* [Problem statement]:
Search the data below for "name"; list each line that holds it.

-- START --

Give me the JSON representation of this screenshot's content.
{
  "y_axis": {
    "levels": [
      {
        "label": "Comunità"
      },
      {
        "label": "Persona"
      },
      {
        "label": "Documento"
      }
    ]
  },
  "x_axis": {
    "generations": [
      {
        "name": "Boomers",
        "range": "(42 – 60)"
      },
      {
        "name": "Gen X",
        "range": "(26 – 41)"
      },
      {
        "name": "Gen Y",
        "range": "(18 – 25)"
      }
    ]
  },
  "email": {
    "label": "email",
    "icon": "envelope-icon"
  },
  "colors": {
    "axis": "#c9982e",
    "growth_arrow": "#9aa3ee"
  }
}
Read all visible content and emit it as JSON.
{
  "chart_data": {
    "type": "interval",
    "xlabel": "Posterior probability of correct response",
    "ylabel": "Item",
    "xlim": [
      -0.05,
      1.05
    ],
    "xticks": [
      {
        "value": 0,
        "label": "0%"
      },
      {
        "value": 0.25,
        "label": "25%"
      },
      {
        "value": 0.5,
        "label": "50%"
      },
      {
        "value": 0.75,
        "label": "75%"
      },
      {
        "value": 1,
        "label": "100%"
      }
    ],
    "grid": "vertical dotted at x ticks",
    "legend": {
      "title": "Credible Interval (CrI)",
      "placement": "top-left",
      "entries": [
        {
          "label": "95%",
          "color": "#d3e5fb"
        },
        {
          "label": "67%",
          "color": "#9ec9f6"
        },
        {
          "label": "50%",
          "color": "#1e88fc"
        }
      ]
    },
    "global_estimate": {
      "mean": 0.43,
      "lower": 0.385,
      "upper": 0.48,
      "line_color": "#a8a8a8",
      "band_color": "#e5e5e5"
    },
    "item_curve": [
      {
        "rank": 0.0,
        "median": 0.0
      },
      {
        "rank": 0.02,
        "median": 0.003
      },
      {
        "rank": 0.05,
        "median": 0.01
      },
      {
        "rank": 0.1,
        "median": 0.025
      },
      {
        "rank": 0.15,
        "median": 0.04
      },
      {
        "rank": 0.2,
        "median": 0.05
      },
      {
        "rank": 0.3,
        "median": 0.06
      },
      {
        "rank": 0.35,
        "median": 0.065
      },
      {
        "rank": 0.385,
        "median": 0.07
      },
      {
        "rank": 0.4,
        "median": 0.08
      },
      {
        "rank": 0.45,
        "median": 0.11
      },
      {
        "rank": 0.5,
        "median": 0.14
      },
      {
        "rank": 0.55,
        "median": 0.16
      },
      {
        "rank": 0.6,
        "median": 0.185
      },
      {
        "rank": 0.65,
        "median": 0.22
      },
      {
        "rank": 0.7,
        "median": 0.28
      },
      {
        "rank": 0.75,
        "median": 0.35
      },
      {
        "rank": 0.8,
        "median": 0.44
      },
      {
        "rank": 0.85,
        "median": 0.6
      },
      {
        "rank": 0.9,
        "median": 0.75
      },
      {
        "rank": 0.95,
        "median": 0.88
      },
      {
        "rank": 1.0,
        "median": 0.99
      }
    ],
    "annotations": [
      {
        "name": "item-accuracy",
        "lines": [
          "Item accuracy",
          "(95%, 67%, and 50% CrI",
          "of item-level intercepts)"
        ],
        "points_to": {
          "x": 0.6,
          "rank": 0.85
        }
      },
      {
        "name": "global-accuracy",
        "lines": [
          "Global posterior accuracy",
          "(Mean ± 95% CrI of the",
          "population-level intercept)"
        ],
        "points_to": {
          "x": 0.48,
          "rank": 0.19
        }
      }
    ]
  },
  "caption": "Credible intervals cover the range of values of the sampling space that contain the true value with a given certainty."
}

-- END --

* [Response to the task]:
        "name": "Boomers",
        "name": "Gen X",
        "name": "Gen Y",
        "name": "item-accuracy",
        "name": "global-accuracy",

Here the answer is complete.